▸ **TASK REQUIREMENTS**:
Pick out all lines with the word "this" from the records that follow.

▸ **RECORDS PROVIDED**:

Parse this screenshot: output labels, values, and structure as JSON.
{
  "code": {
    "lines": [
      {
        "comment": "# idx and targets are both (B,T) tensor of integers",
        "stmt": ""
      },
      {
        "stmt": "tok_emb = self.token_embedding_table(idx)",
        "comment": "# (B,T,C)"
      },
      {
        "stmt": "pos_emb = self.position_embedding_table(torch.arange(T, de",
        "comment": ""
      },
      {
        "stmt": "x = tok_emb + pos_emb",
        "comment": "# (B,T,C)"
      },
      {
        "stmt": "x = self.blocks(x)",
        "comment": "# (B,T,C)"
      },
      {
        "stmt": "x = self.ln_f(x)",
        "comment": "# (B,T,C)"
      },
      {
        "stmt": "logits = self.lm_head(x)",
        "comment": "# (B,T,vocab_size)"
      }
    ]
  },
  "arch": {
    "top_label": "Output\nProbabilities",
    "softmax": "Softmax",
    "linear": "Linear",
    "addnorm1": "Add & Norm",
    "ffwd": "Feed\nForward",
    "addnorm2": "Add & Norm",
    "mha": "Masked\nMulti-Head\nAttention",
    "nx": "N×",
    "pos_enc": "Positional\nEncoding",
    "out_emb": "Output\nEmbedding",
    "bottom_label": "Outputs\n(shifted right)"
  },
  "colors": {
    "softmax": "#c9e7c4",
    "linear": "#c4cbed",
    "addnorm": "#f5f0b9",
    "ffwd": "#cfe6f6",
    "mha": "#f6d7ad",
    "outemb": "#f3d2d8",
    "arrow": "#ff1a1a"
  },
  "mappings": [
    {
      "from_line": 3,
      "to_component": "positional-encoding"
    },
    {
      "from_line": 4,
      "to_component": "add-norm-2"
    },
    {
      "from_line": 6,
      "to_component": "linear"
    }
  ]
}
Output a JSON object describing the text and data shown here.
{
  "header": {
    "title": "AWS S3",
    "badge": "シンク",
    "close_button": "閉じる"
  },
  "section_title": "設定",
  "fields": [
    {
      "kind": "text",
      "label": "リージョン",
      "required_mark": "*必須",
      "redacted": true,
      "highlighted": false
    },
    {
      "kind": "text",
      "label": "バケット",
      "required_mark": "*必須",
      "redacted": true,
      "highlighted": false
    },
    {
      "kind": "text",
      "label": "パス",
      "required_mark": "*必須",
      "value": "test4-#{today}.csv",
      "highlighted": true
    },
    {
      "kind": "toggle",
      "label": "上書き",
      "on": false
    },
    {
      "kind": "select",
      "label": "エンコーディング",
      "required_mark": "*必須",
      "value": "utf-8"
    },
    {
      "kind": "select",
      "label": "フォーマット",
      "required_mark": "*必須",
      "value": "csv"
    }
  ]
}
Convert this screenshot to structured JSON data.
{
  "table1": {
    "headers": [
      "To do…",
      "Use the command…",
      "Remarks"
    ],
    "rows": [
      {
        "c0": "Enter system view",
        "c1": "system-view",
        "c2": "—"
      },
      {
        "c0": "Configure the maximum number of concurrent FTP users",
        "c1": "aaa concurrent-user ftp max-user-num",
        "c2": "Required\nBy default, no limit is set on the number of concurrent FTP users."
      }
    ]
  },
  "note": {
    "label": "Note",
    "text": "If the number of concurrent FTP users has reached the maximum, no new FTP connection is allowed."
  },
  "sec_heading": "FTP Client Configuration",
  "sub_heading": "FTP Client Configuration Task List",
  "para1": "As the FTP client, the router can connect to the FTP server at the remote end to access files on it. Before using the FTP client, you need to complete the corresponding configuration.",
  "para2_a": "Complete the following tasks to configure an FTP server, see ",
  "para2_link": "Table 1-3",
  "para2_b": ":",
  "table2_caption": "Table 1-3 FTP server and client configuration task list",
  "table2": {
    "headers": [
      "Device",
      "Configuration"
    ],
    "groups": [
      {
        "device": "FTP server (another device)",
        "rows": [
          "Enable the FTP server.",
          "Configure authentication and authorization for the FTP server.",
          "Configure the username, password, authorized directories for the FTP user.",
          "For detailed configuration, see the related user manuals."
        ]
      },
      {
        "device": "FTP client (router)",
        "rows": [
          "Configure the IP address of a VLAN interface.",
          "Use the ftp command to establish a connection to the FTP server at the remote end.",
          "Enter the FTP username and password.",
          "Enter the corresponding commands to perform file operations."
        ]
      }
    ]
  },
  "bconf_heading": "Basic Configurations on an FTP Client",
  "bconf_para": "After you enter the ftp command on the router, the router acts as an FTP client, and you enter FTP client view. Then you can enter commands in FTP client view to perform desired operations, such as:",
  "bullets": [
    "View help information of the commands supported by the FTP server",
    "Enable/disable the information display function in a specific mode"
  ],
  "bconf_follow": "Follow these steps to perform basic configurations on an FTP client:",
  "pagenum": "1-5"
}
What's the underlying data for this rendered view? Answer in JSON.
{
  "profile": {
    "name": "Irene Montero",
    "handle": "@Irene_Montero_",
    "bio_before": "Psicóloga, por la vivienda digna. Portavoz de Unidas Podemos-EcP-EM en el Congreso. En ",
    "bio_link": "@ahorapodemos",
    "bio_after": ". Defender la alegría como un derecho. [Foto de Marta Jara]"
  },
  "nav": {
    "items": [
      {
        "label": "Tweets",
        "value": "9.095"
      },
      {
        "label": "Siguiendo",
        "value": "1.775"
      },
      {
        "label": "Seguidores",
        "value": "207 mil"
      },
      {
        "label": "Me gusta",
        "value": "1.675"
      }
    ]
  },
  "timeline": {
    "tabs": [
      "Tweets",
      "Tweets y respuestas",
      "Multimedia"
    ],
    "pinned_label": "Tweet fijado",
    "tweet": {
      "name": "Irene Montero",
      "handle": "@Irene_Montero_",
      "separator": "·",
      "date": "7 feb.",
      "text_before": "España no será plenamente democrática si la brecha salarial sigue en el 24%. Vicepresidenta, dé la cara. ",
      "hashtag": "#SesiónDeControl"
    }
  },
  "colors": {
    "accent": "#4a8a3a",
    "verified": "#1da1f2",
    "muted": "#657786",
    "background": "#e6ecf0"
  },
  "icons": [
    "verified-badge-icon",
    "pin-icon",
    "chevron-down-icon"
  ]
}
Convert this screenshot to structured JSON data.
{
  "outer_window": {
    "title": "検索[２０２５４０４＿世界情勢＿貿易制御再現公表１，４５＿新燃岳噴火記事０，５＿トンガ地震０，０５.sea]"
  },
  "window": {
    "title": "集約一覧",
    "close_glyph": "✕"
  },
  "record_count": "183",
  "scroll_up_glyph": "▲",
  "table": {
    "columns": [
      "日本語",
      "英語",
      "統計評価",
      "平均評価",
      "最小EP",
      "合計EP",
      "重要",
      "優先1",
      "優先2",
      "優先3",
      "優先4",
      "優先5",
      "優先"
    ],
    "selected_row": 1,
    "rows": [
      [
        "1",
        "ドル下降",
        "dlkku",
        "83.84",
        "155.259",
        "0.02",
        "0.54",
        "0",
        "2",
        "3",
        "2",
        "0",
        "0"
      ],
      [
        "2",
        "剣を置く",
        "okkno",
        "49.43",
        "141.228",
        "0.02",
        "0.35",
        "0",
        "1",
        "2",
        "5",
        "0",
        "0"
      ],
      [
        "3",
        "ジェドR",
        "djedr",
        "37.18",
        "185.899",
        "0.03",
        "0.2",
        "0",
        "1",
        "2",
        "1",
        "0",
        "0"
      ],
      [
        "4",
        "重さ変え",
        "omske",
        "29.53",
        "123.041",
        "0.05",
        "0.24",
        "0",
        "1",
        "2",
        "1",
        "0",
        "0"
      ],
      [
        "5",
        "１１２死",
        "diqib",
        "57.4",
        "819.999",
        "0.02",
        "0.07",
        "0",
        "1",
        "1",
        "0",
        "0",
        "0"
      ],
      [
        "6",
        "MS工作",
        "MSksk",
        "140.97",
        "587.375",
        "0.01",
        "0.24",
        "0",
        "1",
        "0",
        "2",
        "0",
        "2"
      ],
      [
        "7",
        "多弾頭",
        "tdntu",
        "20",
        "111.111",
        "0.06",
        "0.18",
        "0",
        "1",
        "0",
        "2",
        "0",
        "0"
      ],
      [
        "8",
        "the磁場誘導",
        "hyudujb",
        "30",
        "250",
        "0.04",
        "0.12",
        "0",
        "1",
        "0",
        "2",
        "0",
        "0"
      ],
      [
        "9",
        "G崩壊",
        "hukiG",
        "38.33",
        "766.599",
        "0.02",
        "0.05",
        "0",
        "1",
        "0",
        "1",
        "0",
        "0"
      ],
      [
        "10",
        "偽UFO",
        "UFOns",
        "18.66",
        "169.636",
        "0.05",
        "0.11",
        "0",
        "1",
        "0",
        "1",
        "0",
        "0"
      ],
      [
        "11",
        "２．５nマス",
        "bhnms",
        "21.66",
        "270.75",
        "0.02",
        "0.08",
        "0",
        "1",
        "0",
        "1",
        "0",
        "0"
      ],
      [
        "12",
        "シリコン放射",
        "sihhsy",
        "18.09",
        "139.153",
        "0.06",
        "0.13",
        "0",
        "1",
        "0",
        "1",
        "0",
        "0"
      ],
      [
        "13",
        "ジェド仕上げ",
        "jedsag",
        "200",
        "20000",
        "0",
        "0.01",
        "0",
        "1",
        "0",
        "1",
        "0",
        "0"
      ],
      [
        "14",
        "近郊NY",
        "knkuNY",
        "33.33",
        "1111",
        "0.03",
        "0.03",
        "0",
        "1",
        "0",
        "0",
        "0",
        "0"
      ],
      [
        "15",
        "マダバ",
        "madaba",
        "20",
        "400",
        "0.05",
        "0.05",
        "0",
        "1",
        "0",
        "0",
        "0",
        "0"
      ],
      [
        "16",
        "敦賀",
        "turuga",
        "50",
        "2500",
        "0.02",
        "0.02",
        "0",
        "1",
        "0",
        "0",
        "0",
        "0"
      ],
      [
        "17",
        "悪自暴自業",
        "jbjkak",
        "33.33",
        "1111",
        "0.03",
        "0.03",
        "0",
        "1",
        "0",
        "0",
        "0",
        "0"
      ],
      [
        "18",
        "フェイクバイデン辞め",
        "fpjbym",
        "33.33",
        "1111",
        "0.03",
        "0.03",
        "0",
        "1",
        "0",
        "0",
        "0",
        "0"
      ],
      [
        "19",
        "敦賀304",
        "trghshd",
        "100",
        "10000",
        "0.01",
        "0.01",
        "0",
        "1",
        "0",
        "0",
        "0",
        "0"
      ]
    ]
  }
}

▸ **THE ANSWER**:
Parse this screenshot: output labels, values, and structure as JSON.
Convert this screenshot to structured JSON data.
What's the underlying data for this rendered view? Answer in JSON.
Convert this screenshot to structured JSON data.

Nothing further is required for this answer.